═══ PROVIDED ENTRIES ═══

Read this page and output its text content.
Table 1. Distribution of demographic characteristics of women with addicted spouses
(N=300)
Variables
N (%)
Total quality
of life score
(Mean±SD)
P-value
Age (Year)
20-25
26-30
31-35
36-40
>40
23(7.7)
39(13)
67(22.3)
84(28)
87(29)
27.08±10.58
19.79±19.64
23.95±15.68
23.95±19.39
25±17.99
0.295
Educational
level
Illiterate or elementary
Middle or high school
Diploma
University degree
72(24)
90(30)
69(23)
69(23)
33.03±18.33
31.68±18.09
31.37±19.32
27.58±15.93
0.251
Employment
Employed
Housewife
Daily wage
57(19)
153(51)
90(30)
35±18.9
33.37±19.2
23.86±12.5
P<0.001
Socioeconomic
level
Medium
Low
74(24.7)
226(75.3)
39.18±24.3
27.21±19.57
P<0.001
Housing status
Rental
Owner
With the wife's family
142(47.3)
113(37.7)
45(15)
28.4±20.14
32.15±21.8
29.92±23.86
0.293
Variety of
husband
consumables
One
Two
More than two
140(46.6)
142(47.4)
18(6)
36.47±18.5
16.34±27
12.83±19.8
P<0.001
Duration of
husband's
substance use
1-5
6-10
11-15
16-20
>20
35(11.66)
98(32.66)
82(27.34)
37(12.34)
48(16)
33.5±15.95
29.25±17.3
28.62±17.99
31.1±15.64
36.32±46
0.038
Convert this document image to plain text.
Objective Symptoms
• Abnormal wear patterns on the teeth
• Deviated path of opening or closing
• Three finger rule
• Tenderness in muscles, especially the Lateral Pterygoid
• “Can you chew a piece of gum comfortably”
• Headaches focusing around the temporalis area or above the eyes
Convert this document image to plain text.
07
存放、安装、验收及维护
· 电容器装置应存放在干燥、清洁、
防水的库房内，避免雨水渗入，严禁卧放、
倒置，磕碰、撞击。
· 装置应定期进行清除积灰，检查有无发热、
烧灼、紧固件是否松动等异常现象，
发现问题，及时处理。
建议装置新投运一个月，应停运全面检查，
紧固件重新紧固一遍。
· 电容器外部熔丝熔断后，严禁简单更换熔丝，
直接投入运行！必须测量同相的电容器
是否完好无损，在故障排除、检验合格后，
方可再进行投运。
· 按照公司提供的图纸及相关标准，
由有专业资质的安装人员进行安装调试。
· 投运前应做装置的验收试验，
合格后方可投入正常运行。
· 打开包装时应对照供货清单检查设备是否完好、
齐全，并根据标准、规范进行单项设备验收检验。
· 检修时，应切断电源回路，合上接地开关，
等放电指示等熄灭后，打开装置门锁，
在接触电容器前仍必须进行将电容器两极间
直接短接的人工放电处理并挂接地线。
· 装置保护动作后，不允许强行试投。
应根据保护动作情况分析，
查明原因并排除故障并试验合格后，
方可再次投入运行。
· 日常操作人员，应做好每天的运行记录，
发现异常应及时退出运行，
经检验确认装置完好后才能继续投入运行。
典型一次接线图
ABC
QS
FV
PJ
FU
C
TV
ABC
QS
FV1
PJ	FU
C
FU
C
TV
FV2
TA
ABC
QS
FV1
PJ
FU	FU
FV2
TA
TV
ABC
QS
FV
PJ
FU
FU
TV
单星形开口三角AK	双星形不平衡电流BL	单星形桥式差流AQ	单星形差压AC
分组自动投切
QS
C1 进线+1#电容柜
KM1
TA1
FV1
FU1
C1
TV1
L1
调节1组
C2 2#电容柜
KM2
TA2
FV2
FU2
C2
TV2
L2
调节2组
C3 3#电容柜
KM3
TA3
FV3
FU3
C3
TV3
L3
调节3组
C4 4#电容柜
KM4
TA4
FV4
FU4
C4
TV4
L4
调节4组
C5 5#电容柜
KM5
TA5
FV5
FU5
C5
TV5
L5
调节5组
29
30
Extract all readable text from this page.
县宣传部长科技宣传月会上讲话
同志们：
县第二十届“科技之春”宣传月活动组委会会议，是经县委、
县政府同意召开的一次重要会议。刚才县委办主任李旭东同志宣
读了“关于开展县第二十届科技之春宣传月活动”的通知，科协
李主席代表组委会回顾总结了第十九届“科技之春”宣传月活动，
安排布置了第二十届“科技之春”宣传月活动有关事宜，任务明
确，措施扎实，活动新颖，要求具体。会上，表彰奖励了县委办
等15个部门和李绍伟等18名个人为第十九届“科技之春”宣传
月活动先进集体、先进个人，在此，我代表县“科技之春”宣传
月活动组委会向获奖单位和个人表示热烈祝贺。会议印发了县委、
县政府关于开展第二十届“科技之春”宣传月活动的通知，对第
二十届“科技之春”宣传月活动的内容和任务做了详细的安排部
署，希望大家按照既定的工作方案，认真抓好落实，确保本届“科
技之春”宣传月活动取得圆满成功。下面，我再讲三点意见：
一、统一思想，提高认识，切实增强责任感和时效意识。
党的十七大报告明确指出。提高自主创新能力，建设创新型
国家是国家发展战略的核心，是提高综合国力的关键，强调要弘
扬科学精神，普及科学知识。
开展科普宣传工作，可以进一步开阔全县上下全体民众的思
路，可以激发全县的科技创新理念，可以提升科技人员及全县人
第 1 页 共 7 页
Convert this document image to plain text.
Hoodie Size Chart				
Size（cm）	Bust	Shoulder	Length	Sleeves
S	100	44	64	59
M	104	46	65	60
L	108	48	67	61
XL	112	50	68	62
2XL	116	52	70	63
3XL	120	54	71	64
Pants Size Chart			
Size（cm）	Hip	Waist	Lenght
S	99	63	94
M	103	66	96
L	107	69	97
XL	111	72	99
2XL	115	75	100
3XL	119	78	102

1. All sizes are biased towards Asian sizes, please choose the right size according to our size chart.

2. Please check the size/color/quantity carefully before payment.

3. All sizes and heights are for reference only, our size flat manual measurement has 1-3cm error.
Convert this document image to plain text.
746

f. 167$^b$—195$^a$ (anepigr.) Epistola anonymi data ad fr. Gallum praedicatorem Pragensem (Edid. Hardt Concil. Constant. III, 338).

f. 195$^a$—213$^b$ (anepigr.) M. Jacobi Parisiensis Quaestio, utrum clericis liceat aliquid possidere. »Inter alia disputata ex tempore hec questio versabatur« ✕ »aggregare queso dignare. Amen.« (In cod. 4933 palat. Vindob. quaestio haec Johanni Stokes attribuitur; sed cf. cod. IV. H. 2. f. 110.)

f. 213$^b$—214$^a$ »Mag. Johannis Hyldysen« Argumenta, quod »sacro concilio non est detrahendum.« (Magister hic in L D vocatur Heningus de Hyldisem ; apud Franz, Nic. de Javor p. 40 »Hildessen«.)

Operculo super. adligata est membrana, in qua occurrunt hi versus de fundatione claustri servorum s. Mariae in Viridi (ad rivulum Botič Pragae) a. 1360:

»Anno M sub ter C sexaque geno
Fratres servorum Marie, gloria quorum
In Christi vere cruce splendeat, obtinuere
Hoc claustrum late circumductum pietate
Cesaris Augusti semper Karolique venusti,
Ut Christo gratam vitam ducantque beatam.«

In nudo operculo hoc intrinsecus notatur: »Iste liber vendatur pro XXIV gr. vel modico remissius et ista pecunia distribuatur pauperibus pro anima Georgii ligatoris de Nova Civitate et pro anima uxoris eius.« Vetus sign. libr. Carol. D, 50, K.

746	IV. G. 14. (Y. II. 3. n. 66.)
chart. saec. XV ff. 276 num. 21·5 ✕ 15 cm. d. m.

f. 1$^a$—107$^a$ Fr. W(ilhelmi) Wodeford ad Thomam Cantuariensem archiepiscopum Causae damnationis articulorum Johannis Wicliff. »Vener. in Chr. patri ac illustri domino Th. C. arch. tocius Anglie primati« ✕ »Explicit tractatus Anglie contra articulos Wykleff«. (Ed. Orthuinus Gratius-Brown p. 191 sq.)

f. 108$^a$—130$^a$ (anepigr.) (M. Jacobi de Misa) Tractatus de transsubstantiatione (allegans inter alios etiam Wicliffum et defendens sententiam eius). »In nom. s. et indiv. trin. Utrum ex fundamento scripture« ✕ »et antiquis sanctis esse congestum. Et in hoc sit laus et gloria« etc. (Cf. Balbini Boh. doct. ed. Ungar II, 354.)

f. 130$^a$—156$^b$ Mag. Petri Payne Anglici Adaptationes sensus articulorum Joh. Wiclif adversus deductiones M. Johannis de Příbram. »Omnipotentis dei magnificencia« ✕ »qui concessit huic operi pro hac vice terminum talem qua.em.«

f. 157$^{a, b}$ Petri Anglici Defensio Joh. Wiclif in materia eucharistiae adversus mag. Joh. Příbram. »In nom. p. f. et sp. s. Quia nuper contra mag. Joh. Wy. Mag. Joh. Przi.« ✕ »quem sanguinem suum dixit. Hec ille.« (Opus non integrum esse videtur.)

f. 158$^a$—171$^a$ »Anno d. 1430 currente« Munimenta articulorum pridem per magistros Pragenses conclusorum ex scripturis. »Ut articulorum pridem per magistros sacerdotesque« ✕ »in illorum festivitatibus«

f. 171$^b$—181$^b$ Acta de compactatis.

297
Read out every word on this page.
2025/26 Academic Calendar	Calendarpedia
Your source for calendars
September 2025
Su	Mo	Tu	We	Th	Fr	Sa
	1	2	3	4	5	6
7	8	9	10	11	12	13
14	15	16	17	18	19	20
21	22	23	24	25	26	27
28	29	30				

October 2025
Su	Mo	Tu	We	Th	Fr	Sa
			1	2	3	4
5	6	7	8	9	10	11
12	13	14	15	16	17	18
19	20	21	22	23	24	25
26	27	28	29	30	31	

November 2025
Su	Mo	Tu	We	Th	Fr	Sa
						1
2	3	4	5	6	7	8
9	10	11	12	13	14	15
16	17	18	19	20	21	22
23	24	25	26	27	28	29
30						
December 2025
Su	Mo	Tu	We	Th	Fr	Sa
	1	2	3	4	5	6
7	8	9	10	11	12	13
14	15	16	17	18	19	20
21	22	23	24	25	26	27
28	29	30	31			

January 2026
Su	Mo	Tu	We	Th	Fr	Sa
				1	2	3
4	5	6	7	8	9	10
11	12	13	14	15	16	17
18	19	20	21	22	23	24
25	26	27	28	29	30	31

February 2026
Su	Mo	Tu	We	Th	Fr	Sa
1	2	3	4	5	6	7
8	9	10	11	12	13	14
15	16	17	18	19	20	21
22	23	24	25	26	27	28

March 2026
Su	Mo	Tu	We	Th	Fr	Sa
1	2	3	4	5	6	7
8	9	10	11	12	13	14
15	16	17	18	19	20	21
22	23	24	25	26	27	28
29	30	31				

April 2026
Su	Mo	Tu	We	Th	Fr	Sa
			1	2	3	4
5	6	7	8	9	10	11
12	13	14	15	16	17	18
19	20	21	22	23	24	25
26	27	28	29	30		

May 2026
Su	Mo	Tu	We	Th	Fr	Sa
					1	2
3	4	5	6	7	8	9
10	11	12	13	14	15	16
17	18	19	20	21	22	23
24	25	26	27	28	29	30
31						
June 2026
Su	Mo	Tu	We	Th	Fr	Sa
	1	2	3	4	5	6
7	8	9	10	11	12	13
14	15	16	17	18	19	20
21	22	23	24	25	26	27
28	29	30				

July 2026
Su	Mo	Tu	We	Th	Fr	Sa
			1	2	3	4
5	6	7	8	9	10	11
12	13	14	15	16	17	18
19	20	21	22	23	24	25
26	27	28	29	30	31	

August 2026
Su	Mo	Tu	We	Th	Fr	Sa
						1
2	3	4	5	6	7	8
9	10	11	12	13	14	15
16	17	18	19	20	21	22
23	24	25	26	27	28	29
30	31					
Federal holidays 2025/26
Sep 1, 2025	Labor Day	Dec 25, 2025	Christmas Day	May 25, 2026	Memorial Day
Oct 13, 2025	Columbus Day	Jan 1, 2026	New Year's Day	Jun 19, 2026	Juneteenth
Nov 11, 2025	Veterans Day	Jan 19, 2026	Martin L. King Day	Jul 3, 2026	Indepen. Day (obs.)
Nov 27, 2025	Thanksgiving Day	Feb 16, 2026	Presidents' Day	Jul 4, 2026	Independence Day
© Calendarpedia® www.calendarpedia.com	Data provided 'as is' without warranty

═══

Looking at the records above, say how many lines hold the string "contra". Write nothing but the number.

FINAL RESULT: 2